(Extracted data entries)
* begin *

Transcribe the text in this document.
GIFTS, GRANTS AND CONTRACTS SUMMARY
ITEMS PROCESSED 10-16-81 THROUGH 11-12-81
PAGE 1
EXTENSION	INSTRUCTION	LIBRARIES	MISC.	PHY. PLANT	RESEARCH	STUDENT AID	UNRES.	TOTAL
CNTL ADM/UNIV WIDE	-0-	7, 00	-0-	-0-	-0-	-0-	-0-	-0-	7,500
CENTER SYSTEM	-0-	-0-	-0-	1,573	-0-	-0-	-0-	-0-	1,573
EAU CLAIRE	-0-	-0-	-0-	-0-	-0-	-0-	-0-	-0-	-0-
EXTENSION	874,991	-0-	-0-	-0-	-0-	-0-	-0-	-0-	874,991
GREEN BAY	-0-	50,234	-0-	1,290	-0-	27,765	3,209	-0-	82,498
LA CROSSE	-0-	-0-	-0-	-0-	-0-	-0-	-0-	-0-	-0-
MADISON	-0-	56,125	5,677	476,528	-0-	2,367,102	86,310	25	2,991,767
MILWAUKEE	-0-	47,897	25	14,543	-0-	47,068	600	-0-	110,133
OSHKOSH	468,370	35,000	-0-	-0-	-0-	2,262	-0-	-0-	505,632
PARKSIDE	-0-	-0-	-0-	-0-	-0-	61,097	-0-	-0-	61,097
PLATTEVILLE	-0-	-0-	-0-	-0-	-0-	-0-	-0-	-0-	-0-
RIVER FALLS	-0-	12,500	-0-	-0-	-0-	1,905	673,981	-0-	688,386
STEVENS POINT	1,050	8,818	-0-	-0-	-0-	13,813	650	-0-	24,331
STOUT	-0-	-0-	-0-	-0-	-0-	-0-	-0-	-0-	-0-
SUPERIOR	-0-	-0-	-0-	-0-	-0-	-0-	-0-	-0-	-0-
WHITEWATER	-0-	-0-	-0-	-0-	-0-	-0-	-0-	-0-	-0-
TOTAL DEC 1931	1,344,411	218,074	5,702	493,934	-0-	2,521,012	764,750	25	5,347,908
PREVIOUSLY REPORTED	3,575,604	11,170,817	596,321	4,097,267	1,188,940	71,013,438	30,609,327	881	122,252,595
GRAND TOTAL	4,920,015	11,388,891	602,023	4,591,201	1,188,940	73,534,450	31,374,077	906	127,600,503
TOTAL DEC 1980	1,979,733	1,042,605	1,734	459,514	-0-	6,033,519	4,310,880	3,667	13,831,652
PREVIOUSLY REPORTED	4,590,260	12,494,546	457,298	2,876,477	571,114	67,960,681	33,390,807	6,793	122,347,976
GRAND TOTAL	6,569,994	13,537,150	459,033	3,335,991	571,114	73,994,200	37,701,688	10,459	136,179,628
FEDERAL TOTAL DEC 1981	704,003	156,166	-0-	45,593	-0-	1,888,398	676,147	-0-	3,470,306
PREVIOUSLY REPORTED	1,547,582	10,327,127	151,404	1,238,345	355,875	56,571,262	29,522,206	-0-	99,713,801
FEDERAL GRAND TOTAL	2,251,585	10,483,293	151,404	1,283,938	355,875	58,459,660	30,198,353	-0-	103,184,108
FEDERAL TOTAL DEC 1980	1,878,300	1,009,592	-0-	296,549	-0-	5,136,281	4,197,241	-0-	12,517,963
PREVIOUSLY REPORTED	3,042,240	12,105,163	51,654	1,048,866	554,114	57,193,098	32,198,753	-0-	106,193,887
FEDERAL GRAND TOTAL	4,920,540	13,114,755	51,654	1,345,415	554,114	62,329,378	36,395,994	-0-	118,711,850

* end *

— What is expected —
Exactly reproduce the material above.

— Written solution —
Transcribe the text in this document.
GIFTS, GRANTS AND CONTRACTS SUMMARY
ITEMS PROCESSED 10-16-81 THROUGH 11-12-81
PAGE 1
EXTENSION	INSTRUCTION	LIBRARIES	MISC.	PHY. PLANT	RESEARCH	STUDENT AID	UNRES.	TOTAL
CNTL ADM/UNIV WIDE	-0-	7, 00	-0-	-0-	-0-	-0-	-0-	-0-	7,500
CENTER SYSTEM	-0-	-0-	-0-	1,573	-0-	-0-	-0-	-0-	1,573
EAU CLAIRE	-0-	-0-	-0-	-0-	-0-	-0-	-0-	-0-	-0-
EXTENSION	874,991	-0-	-0-	-0-	-0-	-0-	-0-	-0-	874,991
GREEN BAY	-0-	50,234	-0-	1,290	-0-	27,765	3,209	-0-	82,498
LA CROSSE	-0-	-0-	-0-	-0-	-0-	-0-	-0-	-0-	-0-
MADISON	-0-	56,125	5,677	476,528	-0-	2,367,102	86,310	25	2,991,767
MILWAUKEE	-0-	47,897	25	14,543	-0-	47,068	600	-0-	110,133
OSHKOSH	468,370	35,000	-0-	-0-	-0-	2,262	-0-	-0-	505,632
PARKSIDE	-0-	-0-	-0-	-0-	-0-	61,097	-0-	-0-	61,097
PLATTEVILLE	-0-	-0-	-0-	-0-	-0-	-0-	-0-	-0-	-0-
RIVER FALLS	-0-	12,500	-0-	-0-	-0-	1,905	673,981	-0-	688,386
STEVENS POINT	1,050	8,818	-0-	-0-	-0-	13,813	650	-0-	24,331
STOUT	-0-	-0-	-0-	-0-	-0-	-0-	-0-	-0-	-0-
SUPERIOR	-0-	-0-	-0-	-0-	-0-	-0-	-0-	-0-	-0-
WHITEWATER	-0-	-0-	-0-	-0-	-0-	-0-	-0-	-0-	-0-
TOTAL DEC 1931	1,344,411	218,074	5,702	493,934	-0-	2,521,012	764,750	25	5,347,908
PREVIOUSLY REPORTED	3,575,604	11,170,817	596,321	4,097,267	1,188,940	71,013,438	30,609,327	881	122,252,595
GRAND TOTAL	4,920,015	11,388,891	602,023	4,591,201	1,188,940	73,534,450	31,374,077	906	127,600,503
TOTAL DEC 1980	1,979,733	1,042,605	1,734	459,514	-0-	6,033,519	4,310,880	3,667	13,831,652
PREVIOUSLY REPORTED	4,590,260	12,494,546	457,298	2,876,477	571,114	67,960,681	33,390,807	6,793	122,347,976
GRAND TOTAL	6,569,994	13,537,150	459,033	3,335,991	571,114	73,994,200	37,701,688	10,459	136,179,628
FEDERAL TOTAL DEC 1981	704,003	156,166	-0-	45,593	-0-	1,888,398	676,147	-0-	3,470,306
PREVIOUSLY REPORTED	1,547,582	10,327,127	151,404	1,238,345	355,875	56,571,262	29,522,206	-0-	99,713,801
FEDERAL GRAND TOTAL	2,251,585	10,483,293	151,404	1,283,938	355,875	58,459,660	30,198,353	-0-	103,184,108
FEDERAL TOTAL DEC 1980	1,878,300	1,009,592	-0-	296,549	-0-	5,136,281	4,197,241	-0-	12,517,963
PREVIOUSLY REPORTED	3,042,240	12,105,163	51,654	1,048,866	554,114	57,193,098	32,198,753	-0-	106,193,887
FEDERAL GRAND TOTAL	4,920,540	13,114,755	51,654	1,345,415	554,114	62,329,378	36,395,994	-0-	118,711,850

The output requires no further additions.